* _Exercise details_
Output the records. Match them exactly.

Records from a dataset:
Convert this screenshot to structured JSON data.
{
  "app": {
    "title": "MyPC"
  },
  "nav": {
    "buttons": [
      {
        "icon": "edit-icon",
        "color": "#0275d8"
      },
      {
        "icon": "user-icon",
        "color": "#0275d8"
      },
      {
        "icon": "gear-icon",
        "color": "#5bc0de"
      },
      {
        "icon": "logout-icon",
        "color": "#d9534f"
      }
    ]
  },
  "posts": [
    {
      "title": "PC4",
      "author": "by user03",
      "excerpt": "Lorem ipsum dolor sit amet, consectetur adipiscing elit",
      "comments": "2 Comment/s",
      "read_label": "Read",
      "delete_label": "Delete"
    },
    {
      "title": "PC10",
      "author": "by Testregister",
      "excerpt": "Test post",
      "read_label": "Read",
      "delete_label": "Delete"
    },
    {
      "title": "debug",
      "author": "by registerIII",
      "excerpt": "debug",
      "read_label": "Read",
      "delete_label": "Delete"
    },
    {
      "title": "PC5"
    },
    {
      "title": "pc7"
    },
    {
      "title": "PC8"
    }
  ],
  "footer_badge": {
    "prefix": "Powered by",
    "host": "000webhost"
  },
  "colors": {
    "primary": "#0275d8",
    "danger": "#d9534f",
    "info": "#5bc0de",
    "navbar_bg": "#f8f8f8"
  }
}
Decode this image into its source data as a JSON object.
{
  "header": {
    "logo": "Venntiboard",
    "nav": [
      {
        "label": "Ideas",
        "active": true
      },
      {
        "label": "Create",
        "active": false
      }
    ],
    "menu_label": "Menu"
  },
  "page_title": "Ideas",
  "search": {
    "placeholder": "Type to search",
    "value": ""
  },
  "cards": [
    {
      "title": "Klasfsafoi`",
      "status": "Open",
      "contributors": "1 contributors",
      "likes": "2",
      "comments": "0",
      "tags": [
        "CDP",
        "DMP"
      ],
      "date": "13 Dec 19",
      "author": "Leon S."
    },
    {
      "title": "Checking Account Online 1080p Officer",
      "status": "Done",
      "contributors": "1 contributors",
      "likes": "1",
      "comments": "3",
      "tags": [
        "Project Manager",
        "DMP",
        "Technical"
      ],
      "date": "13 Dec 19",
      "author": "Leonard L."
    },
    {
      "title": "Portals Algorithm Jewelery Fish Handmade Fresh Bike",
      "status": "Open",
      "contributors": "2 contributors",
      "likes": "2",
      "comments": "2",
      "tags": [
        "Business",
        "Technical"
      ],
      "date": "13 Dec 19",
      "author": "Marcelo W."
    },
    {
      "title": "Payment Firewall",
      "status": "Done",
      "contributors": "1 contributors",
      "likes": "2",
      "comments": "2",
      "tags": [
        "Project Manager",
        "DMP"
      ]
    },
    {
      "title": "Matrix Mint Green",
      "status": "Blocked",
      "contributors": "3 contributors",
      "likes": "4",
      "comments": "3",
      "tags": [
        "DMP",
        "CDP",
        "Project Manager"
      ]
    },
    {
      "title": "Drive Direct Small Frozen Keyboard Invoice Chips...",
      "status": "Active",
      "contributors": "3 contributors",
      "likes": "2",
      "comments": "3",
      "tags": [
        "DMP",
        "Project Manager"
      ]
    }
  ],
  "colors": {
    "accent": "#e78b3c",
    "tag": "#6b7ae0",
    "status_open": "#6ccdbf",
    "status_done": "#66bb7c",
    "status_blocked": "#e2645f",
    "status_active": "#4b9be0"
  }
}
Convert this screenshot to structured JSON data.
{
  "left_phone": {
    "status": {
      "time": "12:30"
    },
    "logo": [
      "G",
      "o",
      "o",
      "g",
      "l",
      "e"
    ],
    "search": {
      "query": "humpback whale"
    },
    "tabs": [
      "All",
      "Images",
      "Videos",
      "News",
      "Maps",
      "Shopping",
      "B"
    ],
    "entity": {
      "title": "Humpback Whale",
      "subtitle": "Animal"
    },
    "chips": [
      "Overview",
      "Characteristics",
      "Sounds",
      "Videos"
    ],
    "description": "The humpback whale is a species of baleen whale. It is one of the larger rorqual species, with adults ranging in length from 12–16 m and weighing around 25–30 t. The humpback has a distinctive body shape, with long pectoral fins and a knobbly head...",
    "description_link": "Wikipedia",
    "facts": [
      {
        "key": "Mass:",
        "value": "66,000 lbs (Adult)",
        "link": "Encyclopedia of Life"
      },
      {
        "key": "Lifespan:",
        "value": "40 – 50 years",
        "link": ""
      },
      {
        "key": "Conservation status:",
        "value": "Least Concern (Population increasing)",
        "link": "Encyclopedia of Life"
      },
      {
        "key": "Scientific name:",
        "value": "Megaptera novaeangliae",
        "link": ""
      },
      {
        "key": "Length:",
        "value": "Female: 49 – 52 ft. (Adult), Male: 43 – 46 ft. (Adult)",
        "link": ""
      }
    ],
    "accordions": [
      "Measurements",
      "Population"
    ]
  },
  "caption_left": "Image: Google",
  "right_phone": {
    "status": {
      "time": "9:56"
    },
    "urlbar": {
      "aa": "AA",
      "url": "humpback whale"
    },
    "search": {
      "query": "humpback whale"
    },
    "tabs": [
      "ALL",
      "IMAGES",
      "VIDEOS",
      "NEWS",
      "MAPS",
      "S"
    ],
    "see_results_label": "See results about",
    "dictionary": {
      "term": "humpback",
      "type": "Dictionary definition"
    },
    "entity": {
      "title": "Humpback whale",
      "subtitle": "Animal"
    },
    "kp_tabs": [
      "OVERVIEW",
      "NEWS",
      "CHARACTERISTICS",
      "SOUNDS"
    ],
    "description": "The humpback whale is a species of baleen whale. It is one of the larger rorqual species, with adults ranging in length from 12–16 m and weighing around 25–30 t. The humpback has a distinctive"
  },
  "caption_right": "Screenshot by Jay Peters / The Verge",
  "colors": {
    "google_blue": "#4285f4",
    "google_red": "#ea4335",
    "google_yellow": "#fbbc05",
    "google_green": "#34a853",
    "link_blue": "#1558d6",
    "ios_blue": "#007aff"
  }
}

* _Solution to the exercise_
Convert this screenshot to structured JSON data.
{
  "app": {
    "title": "MyPC"
  },
  "nav": {
    "buttons": [
      {
        "icon": "edit-icon",
        "color": "#0275d8"
      },
      {
        "icon": "user-icon",
        "color": "#0275d8"
      },
      {
        "icon": "gear-icon",
        "color": "#5bc0de"
      },
      {
        "icon": "logout-icon",
        "color": "#d9534f"
      }
    ]
  },
  "posts": [
    {
      "title": "PC4",
      "author": "by user03",
      "excerpt": "Lorem ipsum dolor sit amet, consectetur adipiscing elit",
      "comments": "2 Comment/s",
      "read_label": "Read",
      "delete_label": "Delete"
    },
    {
      "title": "PC10",
      "author": "by Testregister",
      "excerpt": "Test post",
      "read_label": "Read",
      "delete_label": "Delete"
    },
    {
      "title": "debug",
      "author": "by registerIII",
      "excerpt": "debug",
      "read_label": "Read",
      "delete_label": "Delete"
    },
    {
      "title": "PC5"
    },
    {
      "title": "pc7"
    },
    {
      "title": "PC8"
    }
  ],
  "footer_badge": {
    "prefix": "Powered by",
    "host": "000webhost"
  },
  "colors": {
    "primary": "#0275d8",
    "danger": "#d9534f",
    "info": "#5bc0de",
    "navbar_bg": "#f8f8f8"
  }
}
Decode this image into its source data as a JSON object.
{
  "header": {
    "logo": "Venntiboard",
    "nav": [
      {
        "label": "Ideas",
        "active": true
      },
      {
        "label": "Create",
        "active": false
      }
    ],
    "menu_label": "Menu"
  },
  "page_title": "Ideas",
  "search": {
    "placeholder": "Type to search",
    "value": ""
  },
  "cards": [
    {
      "title": "Klasfsafoi`",
      "status": "Open",
      "contributors": "1 contributors",
      "likes": "2",
      "comments": "0",
      "tags": [
        "CDP",
        "DMP"
      ],
      "date": "13 Dec 19",
      "author": "Leon S."
    },
    {
      "title": "Checking Account Online 1080p Officer",
      "status": "Done",
      "contributors": "1 contributors",
      "likes": "1",
      "comments": "3",
      "tags": [
        "Project Manager",
        "DMP",
        "Technical"
      ],
      "date": "13 Dec 19",
      "author": "Leonard L."
    },
    {
      "title": "Portals Algorithm Jewelery Fish Handmade Fresh Bike",
      "status": "Open",
      "contributors": "2 contributors",
      "likes": "2",
      "comments": "2",
      "tags": [
        "Business",
        "Technical"
      ],
      "date": "13 Dec 19",
      "author": "Marcelo W."
    },
    {
      "title": "Payment Firewall",
      "status": "Done",
      "contributors": "1 contributors",
      "likes": "2",
      "comments": "2",
      "tags": [
        "Project Manager",
        "DMP"
      ]
    },
    {
      "title": "Matrix Mint Green",
      "status": "Blocked",
      "contributors": "3 contributors",
      "likes": "4",
      "comments": "3",
      "tags": [
        "DMP",
        "CDP",
        "Project Manager"
      ]
    },
    {
      "title": "Drive Direct Small Frozen Keyboard Invoice Chips...",
      "status": "Active",
      "contributors": "3 contributors",
      "likes": "2",
      "comments": "3",
      "tags": [
        "DMP",
        "Project Manager"
      ]
    }
  ],
  "colors": {
    "accent": "#e78b3c",
    "tag": "#6b7ae0",
    "status_open": "#6ccdbf",
    "status_done": "#66bb7c",
    "status_blocked": "#e2645f",
    "status_active": "#4b9be0"
  }
}
Convert this screenshot to structured JSON data.
{
  "left_phone": {
    "status": {
      "time": "12:30"
    },
    "logo": [
      "G",
      "o",
      "o",
      "g",
      "l",
      "e"
    ],
    "search": {
      "query": "humpback whale"
    },
    "tabs": [
      "All",
      "Images",
      "Videos",
      "News",
      "Maps",
      "Shopping",
      "B"
    ],
    "entity": {
      "title": "Humpback Whale",
      "subtitle": "Animal"
    },
    "chips": [
      "Overview",
      "Characteristics",
      "Sounds",
      "Videos"
    ],
    "description": "The humpback whale is a species of baleen whale. It is one of the larger rorqual species, with adults ranging in length from 12–16 m and weighing around 25–30 t. The humpback has a distinctive body shape, with long pectoral fins and a knobbly head...",
    "description_link": "Wikipedia",
    "facts": [
      {
        "key": "Mass:",
        "value": "66,000 lbs (Adult)",
        "link": "Encyclopedia of Life"
      },
      {
        "key": "Lifespan:",
        "value": "40 – 50 years",
        "link": ""
      },
      {
        "key": "Conservation status:",
        "value": "Least Concern (Population increasing)",
        "link": "Encyclopedia of Life"
      },
      {
        "key": "Scientific name:",
        "value": "Megaptera novaeangliae",
        "link": ""
      },
      {
        "key": "Length:",
        "value": "Female: 49 – 52 ft. (Adult), Male: 43 – 46 ft. (Adult)",
        "link": ""
      }
    ],
    "accordions": [
      "Measurements",
      "Population"
    ]
  },
  "caption_left": "Image: Google",
  "right_phone": {
    "status": {
      "time": "9:56"
    },
    "urlbar": {
      "aa": "AA",
      "url": "humpback whale"
    },
    "search": {
      "query": "humpback whale"
    },
    "tabs": [
      "ALL",
      "IMAGES",
      "VIDEOS",
      "NEWS",
      "MAPS",
      "S"
    ],
    "see_results_label": "See results about",
    "dictionary": {
      "term": "humpback",
      "type": "Dictionary definition"
    },
    "entity": {
      "title": "Humpback whale",
      "subtitle": "Animal"
    },
    "kp_tabs": [
      "OVERVIEW",
      "NEWS",
      "CHARACTERISTICS",
      "SOUNDS"
    ],
    "description": "The humpback whale is a species of baleen whale. It is one of the larger rorqual species, with adults ranging in length from 12–16 m and weighing around 25–30 t. The humpback has a distinctive"
  },
  "caption_right": "Screenshot by Jay Peters / The Verge",
  "colors": {
    "google_blue": "#4285f4",
    "google_red": "#ea4335",
    "google_yellow": "#fbbc05",
    "google_green": "#34a853",
    "link_blue": "#1558d6",
    "ios_blue": "#007aff"
  }
}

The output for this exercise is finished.